- [Work instructions]: Work out how many lines of the records hold the string "Trópico", and reply with that number alone.

- [Dataset excerpts]:
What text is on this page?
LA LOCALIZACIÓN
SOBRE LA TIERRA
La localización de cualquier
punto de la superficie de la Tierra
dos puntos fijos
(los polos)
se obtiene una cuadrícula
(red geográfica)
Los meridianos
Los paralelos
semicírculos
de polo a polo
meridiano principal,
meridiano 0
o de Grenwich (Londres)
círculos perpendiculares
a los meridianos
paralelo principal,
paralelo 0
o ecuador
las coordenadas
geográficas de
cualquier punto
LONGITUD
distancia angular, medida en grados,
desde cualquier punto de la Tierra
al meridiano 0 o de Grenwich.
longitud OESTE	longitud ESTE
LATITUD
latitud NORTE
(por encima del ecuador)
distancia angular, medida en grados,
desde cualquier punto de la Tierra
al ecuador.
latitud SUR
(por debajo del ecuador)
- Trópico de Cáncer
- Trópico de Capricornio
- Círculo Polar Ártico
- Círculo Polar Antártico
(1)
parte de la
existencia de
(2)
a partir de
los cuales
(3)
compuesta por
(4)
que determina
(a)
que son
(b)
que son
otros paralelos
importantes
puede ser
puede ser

- [Result below]: 2